+++ SOURCE RECORDS

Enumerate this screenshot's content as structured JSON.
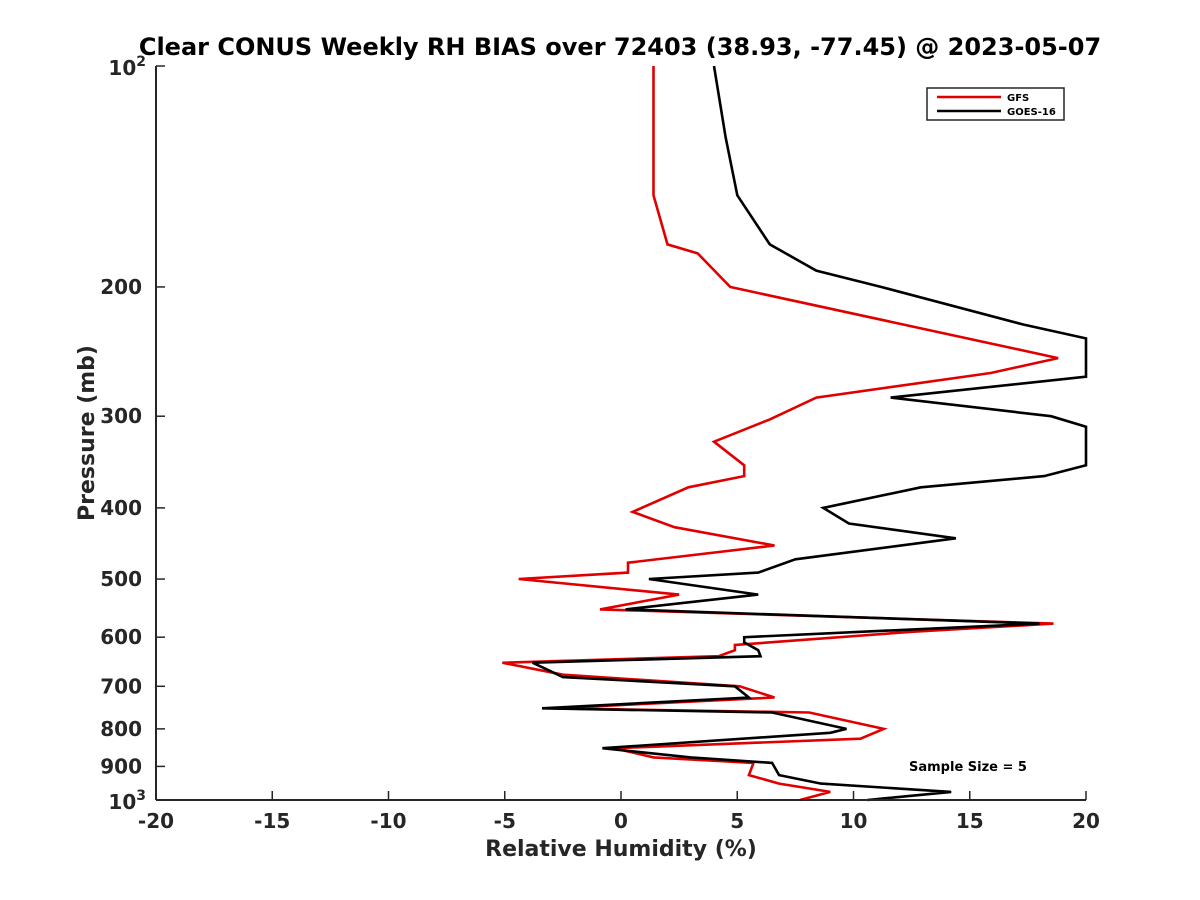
{
  "chart_data": {
    "type": "line",
    "title": "Clear CONUS Weekly RH BIAS over 72403 (38.93, -77.45) @ 2023-05-07",
    "xlabel": "Relative Humidity (%)",
    "ylabel": "Pressure (mb)",
    "xlim": [
      -20,
      20
    ],
    "ylim": [
      100,
      1000
    ],
    "yscale": "log",
    "y_reversed": true,
    "xticks": [
      "-20",
      "-15",
      "-10",
      "-5",
      "0",
      "5",
      "10",
      "15",
      "20"
    ],
    "yticks": [
      {
        "value": 100,
        "base": "10",
        "exp": "2"
      },
      {
        "value": 200,
        "label": "200"
      },
      {
        "value": 300,
        "label": "300"
      },
      {
        "value": 400,
        "label": "400"
      },
      {
        "value": 500,
        "label": "500"
      },
      {
        "value": 600,
        "label": "600"
      },
      {
        "value": 700,
        "label": "700"
      },
      {
        "value": 800,
        "label": "800"
      },
      {
        "value": 900,
        "label": "900"
      },
      {
        "value": 1000,
        "base": "10",
        "exp": "3"
      }
    ],
    "grid": false,
    "legend_position": "top-right",
    "annotation": "Sample Size = 5",
    "series": [
      {
        "name": "GFS",
        "color": "#e00000",
        "points": [
          [
            1.4,
            100
          ],
          [
            1.4,
            125
          ],
          [
            1.4,
            150
          ],
          [
            2.0,
            175
          ],
          [
            3.3,
            180
          ],
          [
            4.7,
            200
          ],
          [
            18.8,
            250
          ],
          [
            15.9,
            262
          ],
          [
            8.4,
            283
          ],
          [
            6.4,
            303
          ],
          [
            4.0,
            325
          ],
          [
            5.3,
            350
          ],
          [
            5.3,
            362
          ],
          [
            2.9,
            375
          ],
          [
            0.5,
            405
          ],
          [
            2.3,
            425
          ],
          [
            6.6,
            450
          ],
          [
            0.3,
            475
          ],
          [
            0.3,
            490
          ],
          [
            -4.4,
            500
          ],
          [
            2.5,
            525
          ],
          [
            -0.9,
            550
          ],
          [
            18.6,
            575
          ],
          [
            12.5,
            590
          ],
          [
            4.9,
            615
          ],
          [
            4.9,
            625
          ],
          [
            4.2,
            637
          ],
          [
            -5.1,
            650
          ],
          [
            -2.5,
            675
          ],
          [
            5.1,
            700
          ],
          [
            6.6,
            725
          ],
          [
            -2.9,
            750
          ],
          [
            8.1,
            760
          ],
          [
            11.3,
            800
          ],
          [
            10.3,
            825
          ],
          [
            -0.3,
            850
          ],
          [
            1.4,
            875
          ],
          [
            5.7,
            890
          ],
          [
            5.5,
            925
          ],
          [
            6.8,
            950
          ],
          [
            9.0,
            975
          ],
          [
            7.7,
            1000
          ]
        ]
      },
      {
        "name": "GOES-16",
        "color": "#000000",
        "points": [
          [
            4.0,
            100
          ],
          [
            4.5,
            125
          ],
          [
            5.0,
            150
          ],
          [
            6.4,
            175
          ],
          [
            8.4,
            190
          ],
          [
            11.2,
            200
          ],
          [
            17.3,
            225
          ],
          [
            20,
            235
          ],
          [
            20,
            265
          ],
          [
            11.6,
            283
          ],
          [
            18.5,
            300
          ],
          [
            20,
            310
          ],
          [
            20,
            350
          ],
          [
            18.2,
            362
          ],
          [
            12.9,
            375
          ],
          [
            8.7,
            400
          ],
          [
            9.8,
            420
          ],
          [
            14.4,
            440
          ],
          [
            7.5,
            470
          ],
          [
            5.9,
            490
          ],
          [
            1.2,
            500
          ],
          [
            5.9,
            525
          ],
          [
            0.2,
            550
          ],
          [
            18.0,
            575
          ],
          [
            5.3,
            600
          ],
          [
            5.3,
            610
          ],
          [
            5.9,
            625
          ],
          [
            6.0,
            637
          ],
          [
            -3.8,
            650
          ],
          [
            -2.5,
            680
          ],
          [
            4.9,
            700
          ],
          [
            5.5,
            725
          ],
          [
            -3.4,
            750
          ],
          [
            6.5,
            760
          ],
          [
            9.7,
            800
          ],
          [
            9.0,
            810
          ],
          [
            -0.8,
            850
          ],
          [
            3.0,
            875
          ],
          [
            6.5,
            890
          ],
          [
            6.8,
            925
          ],
          [
            8.6,
            950
          ],
          [
            14.2,
            975
          ],
          [
            10.6,
            1000
          ]
        ]
      }
    ]
  }
}
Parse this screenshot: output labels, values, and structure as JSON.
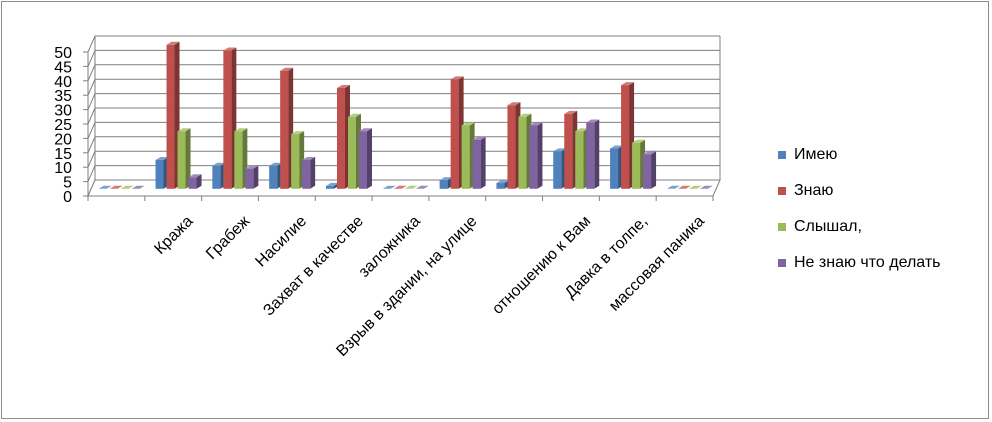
{
  "chart_data": {
    "type": "bar",
    "style": "3d-clustered-column",
    "categories": [
      "",
      "Кража",
      "Грабеж",
      "Насилие",
      "Захват в качестве",
      "заложника",
      "Взрыв в здании, на улице",
      "",
      "отношению к Вам",
      "Давка в толпе,",
      "массовая паника"
    ],
    "series": [
      {
        "name": "Имею",
        "color": "#4f81bd",
        "values": [
          0,
          10,
          8,
          8,
          1,
          0,
          3,
          2,
          13,
          14,
          0
        ]
      },
      {
        "name": "Знаю",
        "color": "#c0504d",
        "values": [
          0,
          50,
          48,
          41,
          35,
          0,
          38,
          29,
          26,
          36,
          0
        ]
      },
      {
        "name": "Слышал,",
        "color": "#9bbb59",
        "values": [
          0,
          20,
          20,
          19,
          25,
          0,
          22,
          25,
          20,
          16,
          0
        ]
      },
      {
        "name": "Не знаю что делать",
        "color": "#8064a2",
        "values": [
          0,
          4,
          7,
          10,
          20,
          0,
          17,
          22,
          23,
          12,
          0
        ]
      }
    ],
    "yticks": [
      "0",
      "5",
      "10",
      "15",
      "20",
      "25",
      "30",
      "35",
      "40",
      "45",
      "50"
    ],
    "ylim": [
      0,
      50
    ],
    "title": "",
    "xlabel": "",
    "ylabel": "",
    "grid": true,
    "legend_position": "right"
  }
}
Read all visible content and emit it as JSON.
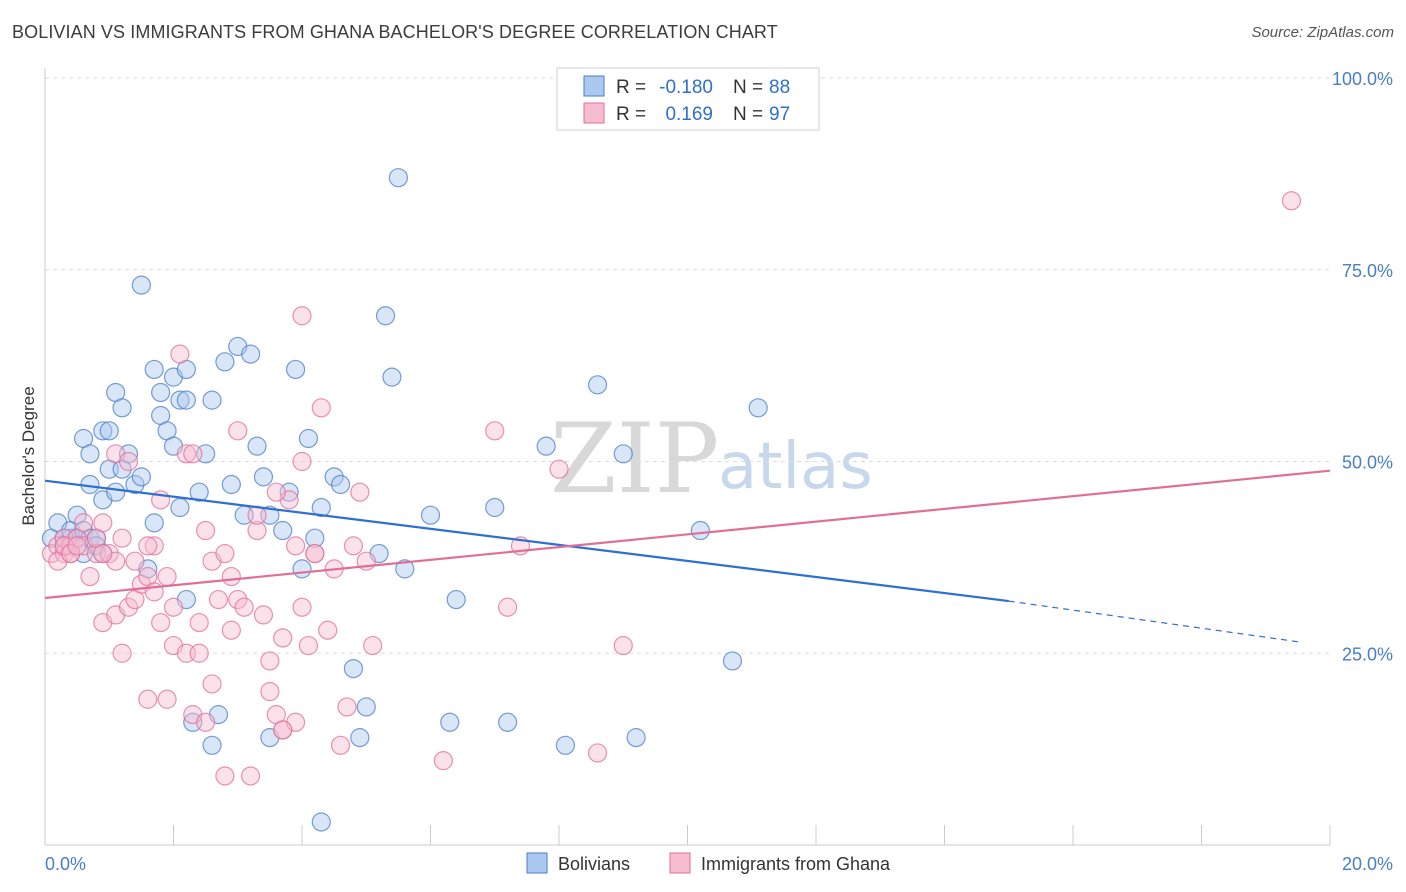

++++++

● **GIVEN PROBLEM**
Repeat each entry above word for word, leaving every picture out.

● **THE SOLUTION**
Enumerate this screenshot's content as structured JSON.
{
  "chart_data": {
    "type": "line",
    "title": "Clear CONUS Weekly RH BIAS over 72403 (38.93, -77.45) @ 2023-05-07",
    "xlabel": "Relative Humidity (%)",
    "ylabel": "Pressure (mb)",
    "xlim": [
      -20,
      20
    ],
    "ylim": [
      100,
      1000
    ],
    "yscale": "log",
    "y_reversed": true,
    "xticks": [
      "-20",
      "-15",
      "-10",
      "-5",
      "0",
      "5",
      "10",
      "15",
      "20"
    ],
    "yticks": [
      {
        "value": 100,
        "base": "10",
        "exp": "2"
      },
      {
        "value": 200,
        "label": "200"
      },
      {
        "value": 300,
        "label": "300"
      },
      {
        "value": 400,
        "label": "400"
      },
      {
        "value": 500,
        "label": "500"
      },
      {
        "value": 600,
        "label": "600"
      },
      {
        "value": 700,
        "label": "700"
      },
      {
        "value": 800,
        "label": "800"
      },
      {
        "value": 900,
        "label": "900"
      },
      {
        "value": 1000,
        "base": "10",
        "exp": "3"
      }
    ],
    "grid": false,
    "legend_position": "top-right",
    "annotation": "Sample Size = 5",
    "series": [
      {
        "name": "GFS",
        "color": "#e00000",
        "points": [
          [
            1.4,
            100
          ],
          [
            1.4,
            125
          ],
          [
            1.4,
            150
          ],
          [
            2.0,
            175
          ],
          [
            3.3,
            180
          ],
          [
            4.7,
            200
          ],
          [
            18.8,
            250
          ],
          [
            15.9,
            262
          ],
          [
            8.4,
            283
          ],
          [
            6.4,
            303
          ],
          [
            4.0,
            325
          ],
          [
            5.3,
            350
          ],
          [
            5.3,
            362
          ],
          [
            2.9,
            375
          ],
          [
            0.5,
            405
          ],
          [
            2.3,
            425
          ],
          [
            6.6,
            450
          ],
          [
            0.3,
            475
          ],
          [
            0.3,
            490
          ],
          [
            -4.4,
            500
          ],
          [
            2.5,
            525
          ],
          [
            -0.9,
            550
          ],
          [
            18.6,
            575
          ],
          [
            12.5,
            590
          ],
          [
            4.9,
            615
          ],
          [
            4.9,
            625
          ],
          [
            4.2,
            637
          ],
          [
            -5.1,
            650
          ],
          [
            -2.5,
            675
          ],
          [
            5.1,
            700
          ],
          [
            6.6,
            725
          ],
          [
            -2.9,
            750
          ],
          [
            8.1,
            760
          ],
          [
            11.3,
            800
          ],
          [
            10.3,
            825
          ],
          [
            -0.3,
            850
          ],
          [
            1.4,
            875
          ],
          [
            5.7,
            890
          ],
          [
            5.5,
            925
          ],
          [
            6.8,
            950
          ],
          [
            9.0,
            975
          ],
          [
            7.7,
            1000
          ]
        ]
      },
      {
        "name": "GOES-16",
        "color": "#000000",
        "points": [
          [
            4.0,
            100
          ],
          [
            4.5,
            125
          ],
          [
            5.0,
            150
          ],
          [
            6.4,
            175
          ],
          [
            8.4,
            190
          ],
          [
            11.2,
            200
          ],
          [
            17.3,
            225
          ],
          [
            20,
            235
          ],
          [
            20,
            265
          ],
          [
            11.6,
            283
          ],
          [
            18.5,
            300
          ],
          [
            20,
            310
          ],
          [
            20,
            350
          ],
          [
            18.2,
            362
          ],
          [
            12.9,
            375
          ],
          [
            8.7,
            400
          ],
          [
            9.8,
            420
          ],
          [
            14.4,
            440
          ],
          [
            7.5,
            470
          ],
          [
            5.9,
            490
          ],
          [
            1.2,
            500
          ],
          [
            5.9,
            525
          ],
          [
            0.2,
            550
          ],
          [
            18.0,
            575
          ],
          [
            5.3,
            600
          ],
          [
            5.3,
            610
          ],
          [
            5.9,
            625
          ],
          [
            6.0,
            637
          ],
          [
            -3.8,
            650
          ],
          [
            -2.5,
            680
          ],
          [
            4.9,
            700
          ],
          [
            5.5,
            725
          ],
          [
            -3.4,
            750
          ],
          [
            6.5,
            760
          ],
          [
            9.7,
            800
          ],
          [
            9.0,
            810
          ],
          [
            -0.8,
            850
          ],
          [
            3.0,
            875
          ],
          [
            6.5,
            890
          ],
          [
            6.8,
            925
          ],
          [
            8.6,
            950
          ],
          [
            14.2,
            975
          ],
          [
            10.6,
            1000
          ]
        ]
      }
    ]
  }
}
Parse this screenshot: output labels, values, and structure as JSON.
{
  "chart_data": {
    "type": "bar",
    "style": "3d-clustered-column",
    "categories": [
      "",
      "Кража",
      "Грабеж",
      "Насилие",
      "Захват в качестве",
      "заложника",
      "Взрыв в здании, на улице",
      "",
      "отношению к Вам",
      "Давка в толпе,",
      "массовая паника"
    ],
    "series": [
      {
        "name": "Имею",
        "color": "#4f81bd",
        "values": [
          0,
          10,
          8,
          8,
          1,
          0,
          3,
          2,
          13,
          14,
          0
        ]
      },
      {
        "name": "Знаю",
        "color": "#c0504d",
        "values": [
          0,
          50,
          48,
          41,
          35,
          0,
          38,
          29,
          26,
          36,
          0
        ]
      },
      {
        "name": "Слышал,",
        "color": "#9bbb59",
        "values": [
          0,
          20,
          20,
          19,
          25,
          0,
          22,
          25,
          20,
          16,
          0
        ]
      },
      {
        "name": "Не знаю что делать",
        "color": "#8064a2",
        "values": [
          0,
          4,
          7,
          10,
          20,
          0,
          17,
          22,
          23,
          12,
          0
        ]
      }
    ],
    "yticks": [
      "0",
      "5",
      "10",
      "15",
      "20",
      "25",
      "30",
      "35",
      "40",
      "45",
      "50"
    ],
    "ylim": [
      0,
      50
    ],
    "title": "",
    "xlabel": "",
    "ylabel": "",
    "grid": true,
    "legend_position": "right"
  }
}
Read all visible content and emit it as JSON.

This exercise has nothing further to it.